▶ Required task: Write out every entry, unchanged. Skip any picture.

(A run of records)

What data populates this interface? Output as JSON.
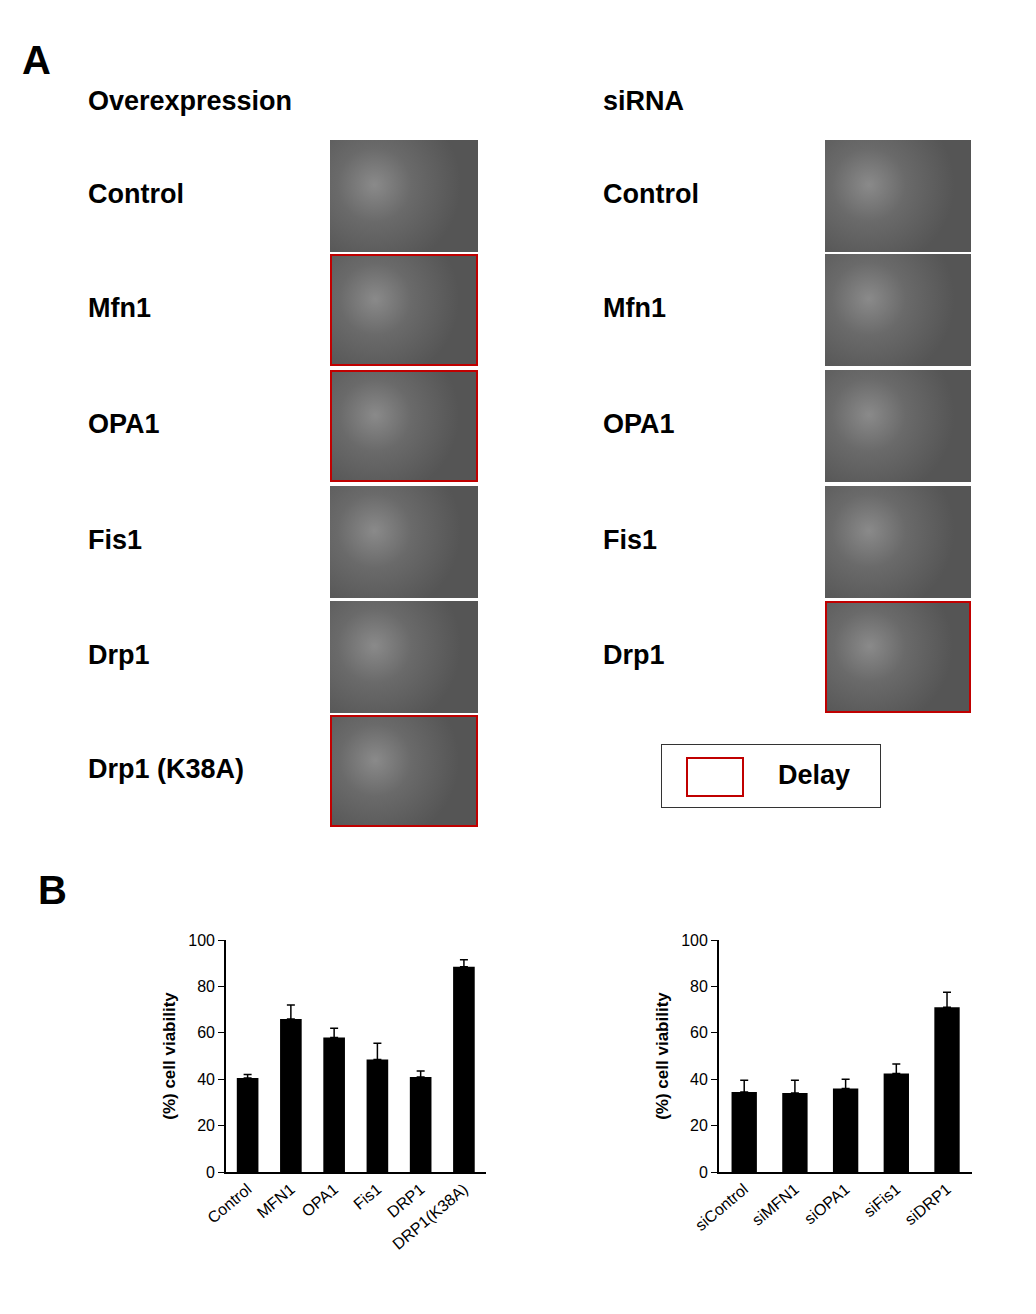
{
  "panel_labels": [
    "A",
    "B"
  ],
  "images": [
    {
      "heading": "Overexpression",
      "rows": [
        {
          "label": "Control",
          "delay": false
        },
        {
          "label": "Mfn1",
          "delay": true
        },
        {
          "label": "OPA1",
          "delay": true
        },
        {
          "label": "Fis1",
          "delay": false
        },
        {
          "label": "Drp1",
          "delay": false
        },
        {
          "label": "Drp1 (K38A)",
          "delay": true
        }
      ]
    },
    {
      "heading": "siRNA",
      "rows": [
        {
          "label": "Control",
          "delay": false
        },
        {
          "label": "Mfn1",
          "delay": false
        },
        {
          "label": "OPA1",
          "delay": false
        },
        {
          "label": "Fis1",
          "delay": false
        },
        {
          "label": "Drp1",
          "delay": true
        }
      ]
    }
  ],
  "legend_text": "Delay",
  "chart_data": [
    {
      "type": "bar",
      "y_label": "(%) cell viability",
      "categories": [
        "Control",
        "MFN1",
        "OPA1",
        "Fis1",
        "DRP1",
        "DRP1(K38A)"
      ],
      "values": [
        40.5,
        66,
        58,
        48.5,
        41,
        88.5
      ],
      "errors": [
        1.5,
        6,
        4,
        7,
        2.5,
        3
      ],
      "color": "#000000",
      "ylim": [
        0,
        100
      ],
      "yticks": [
        0,
        20,
        40,
        60,
        80,
        100
      ],
      "grid": false
    },
    {
      "type": "bar",
      "y_label": "(%) cell viability",
      "categories": [
        "siControl",
        "siMFN1",
        "siOPA1",
        "siFis1",
        "siDRP1"
      ],
      "values": [
        34.5,
        34,
        36,
        42.5,
        71
      ],
      "errors": [
        5,
        5.5,
        4,
        4,
        6.5
      ],
      "color": "#000000",
      "ylim": [
        0,
        100
      ],
      "yticks": [
        0,
        20,
        40,
        60,
        80,
        100
      ],
      "grid": false
    }
  ]
}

▶ Response to this exercise:
What data populates this interface? Output as JSON.
{
  "panel_labels": [
    "A",
    "B"
  ],
  "images": [
    {
      "heading": "Overexpression",
      "rows": [
        {
          "label": "Control",
          "delay": false
        },
        {
          "label": "Mfn1",
          "delay": true
        },
        {
          "label": "OPA1",
          "delay": true
        },
        {
          "label": "Fis1",
          "delay": false
        },
        {
          "label": "Drp1",
          "delay": false
        },
        {
          "label": "Drp1 (K38A)",
          "delay": true
        }
      ]
    },
    {
      "heading": "siRNA",
      "rows": [
        {
          "label": "Control",
          "delay": false
        },
        {
          "label": "Mfn1",
          "delay": false
        },
        {
          "label": "OPA1",
          "delay": false
        },
        {
          "label": "Fis1",
          "delay": false
        },
        {
          "label": "Drp1",
          "delay": true
        }
      ]
    }
  ],
  "legend_text": "Delay",
  "chart_data": [
    {
      "type": "bar",
      "y_label": "(%) cell viability",
      "categories": [
        "Control",
        "MFN1",
        "OPA1",
        "Fis1",
        "DRP1",
        "DRP1(K38A)"
      ],
      "values": [
        40.5,
        66,
        58,
        48.5,
        41,
        88.5
      ],
      "errors": [
        1.5,
        6,
        4,
        7,
        2.5,
        3
      ],
      "color": "#000000",
      "ylim": [
        0,
        100
      ],
      "yticks": [
        0,
        20,
        40,
        60,
        80,
        100
      ],
      "grid": false
    },
    {
      "type": "bar",
      "y_label": "(%) cell viability",
      "categories": [
        "siControl",
        "siMFN1",
        "siOPA1",
        "siFis1",
        "siDRP1"
      ],
      "values": [
        34.5,
        34,
        36,
        42.5,
        71
      ],
      "errors": [
        5,
        5.5,
        4,
        4,
        6.5
      ],
      "color": "#000000",
      "ylim": [
        0,
        100
      ],
      "yticks": [
        0,
        20,
        40,
        60,
        80,
        100
      ],
      "grid": false
    }
  ]
}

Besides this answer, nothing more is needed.